*SUPPLIED INFORMATION*:
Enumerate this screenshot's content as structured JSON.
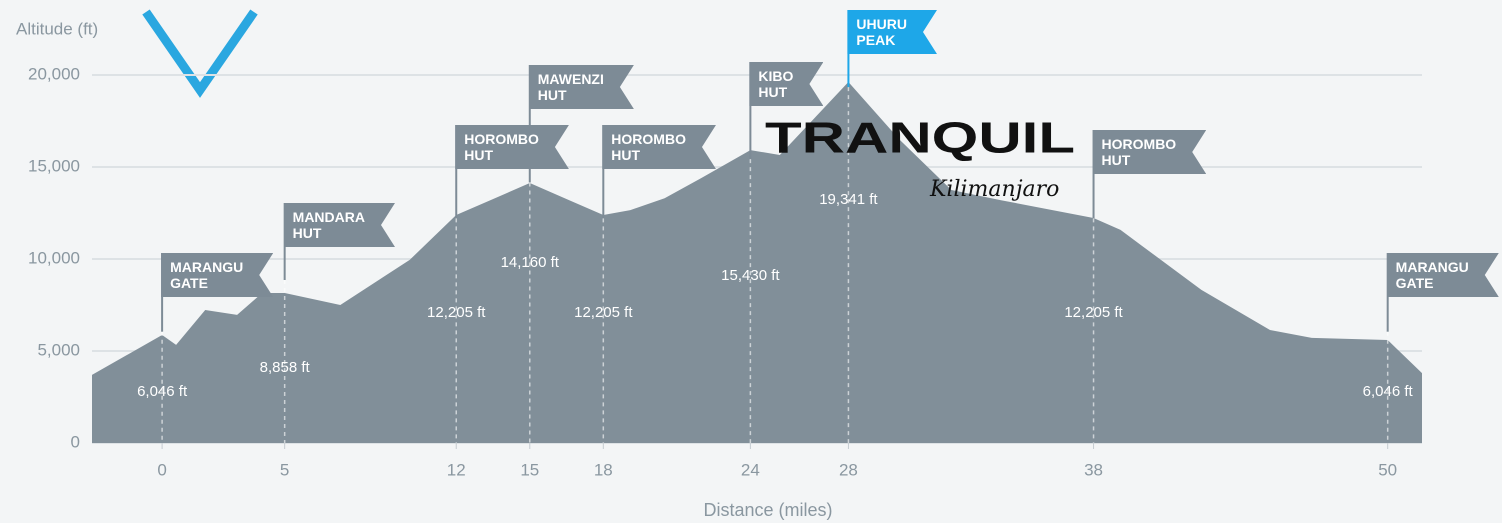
{
  "chart_data": {
    "type": "area",
    "y_label": "Altitude (ft)",
    "x_label": "Distance (miles)",
    "x": [
      -2.86,
      0,
      0.57,
      1.76,
      3.06,
      4.08,
      5,
      7.27,
      10.1,
      12,
      13.4,
      15,
      16.6,
      18,
      19.1,
      20.5,
      22,
      24,
      25.2,
      28,
      30.1,
      32.2,
      34.2,
      38,
      39.1,
      42.4,
      45.2,
      46.9,
      50,
      51.4
    ],
    "values": [
      3700,
      5870,
      5330,
      7230,
      6960,
      8150,
      8150,
      7500,
      9950,
      12390,
      13200,
      14130,
      13200,
      12390,
      12660,
      13300,
      14400,
      15920,
      15650,
      19620,
      16470,
      13750,
      13200,
      12230,
      11580,
      8320,
      6140,
      5710,
      5600,
      3800
    ],
    "color": "#818f99",
    "xlim": [
      -2.86,
      51.4
    ],
    "ylim": [
      0,
      21000
    ],
    "xticks": [
      0,
      5,
      12,
      15,
      18,
      24,
      28,
      38,
      50
    ],
    "yticks": [
      0,
      {
        "value": 5000,
        "label": "5,000"
      },
      {
        "value": 10000,
        "label": "10,000"
      },
      {
        "value": 15000,
        "label": "15,000"
      },
      {
        "value": 20000,
        "label": "20,000"
      }
    ],
    "grid": true,
    "waypoints": {
      "names": [
        "MARANGU\nGATE",
        "MANDARA\nHUT",
        "HOROMBO\nHUT",
        "MAWENZI\nHUT",
        "HOROMBO\nHUT",
        "KIBO\nHUT",
        "UHURU\nPEAK",
        "HOROMBO\nHUT",
        "MARANGU\nGATE"
      ],
      "x": [
        0,
        5,
        12,
        15,
        18,
        24,
        28,
        38,
        50
      ],
      "values": [
        6046,
        8858,
        12205,
        14160,
        12205,
        15430,
        19341,
        12205,
        6046
      ],
      "value_labels": [
        "6,046 ft",
        "8,858 ft",
        "12,205 ft",
        "14,160 ft",
        "12,205 ft",
        "15,430 ft",
        "19,341 ft",
        "12,205 ft",
        "6,046 ft"
      ],
      "colors": [
        "#7d8b96",
        "#7d8b96",
        "#7d8b96",
        "#7d8b96",
        "#7d8b96",
        "#7d8b96",
        "#1ea7e8",
        "#7d8b96",
        "#7d8b96"
      ]
    }
  },
  "logo": {
    "name": "TRANQUIL",
    "tagline": "Kilimanjaro"
  }
}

*THE EXERCISE*:
Each line above is to be copied verbatim. Drop any image from the copy.

*CORRECT ANSWER*:
Enumerate this screenshot's content as structured JSON.
{
  "chart_data": {
    "type": "area",
    "y_label": "Altitude (ft)",
    "x_label": "Distance (miles)",
    "x": [
      -2.86,
      0,
      0.57,
      1.76,
      3.06,
      4.08,
      5,
      7.27,
      10.1,
      12,
      13.4,
      15,
      16.6,
      18,
      19.1,
      20.5,
      22,
      24,
      25.2,
      28,
      30.1,
      32.2,
      34.2,
      38,
      39.1,
      42.4,
      45.2,
      46.9,
      50,
      51.4
    ],
    "values": [
      3700,
      5870,
      5330,
      7230,
      6960,
      8150,
      8150,
      7500,
      9950,
      12390,
      13200,
      14130,
      13200,
      12390,
      12660,
      13300,
      14400,
      15920,
      15650,
      19620,
      16470,
      13750,
      13200,
      12230,
      11580,
      8320,
      6140,
      5710,
      5600,
      3800
    ],
    "color": "#818f99",
    "xlim": [
      -2.86,
      51.4
    ],
    "ylim": [
      0,
      21000
    ],
    "xticks": [
      0,
      5,
      12,
      15,
      18,
      24,
      28,
      38,
      50
    ],
    "yticks": [
      0,
      {
        "value": 5000,
        "label": "5,000"
      },
      {
        "value": 10000,
        "label": "10,000"
      },
      {
        "value": 15000,
        "label": "15,000"
      },
      {
        "value": 20000,
        "label": "20,000"
      }
    ],
    "grid": true,
    "waypoints": {
      "names": [
        "MARANGU\nGATE",
        "MANDARA\nHUT",
        "HOROMBO\nHUT",
        "MAWENZI\nHUT",
        "HOROMBO\nHUT",
        "KIBO\nHUT",
        "UHURU\nPEAK",
        "HOROMBO\nHUT",
        "MARANGU\nGATE"
      ],
      "x": [
        0,
        5,
        12,
        15,
        18,
        24,
        28,
        38,
        50
      ],
      "values": [
        6046,
        8858,
        12205,
        14160,
        12205,
        15430,
        19341,
        12205,
        6046
      ],
      "value_labels": [
        "6,046 ft",
        "8,858 ft",
        "12,205 ft",
        "14,160 ft",
        "12,205 ft",
        "15,430 ft",
        "19,341 ft",
        "12,205 ft",
        "6,046 ft"
      ],
      "colors": [
        "#7d8b96",
        "#7d8b96",
        "#7d8b96",
        "#7d8b96",
        "#7d8b96",
        "#7d8b96",
        "#1ea7e8",
        "#7d8b96",
        "#7d8b96"
      ]
    }
  },
  "logo": {
    "name": "TRANQUIL",
    "tagline": "Kilimanjaro"
  }
}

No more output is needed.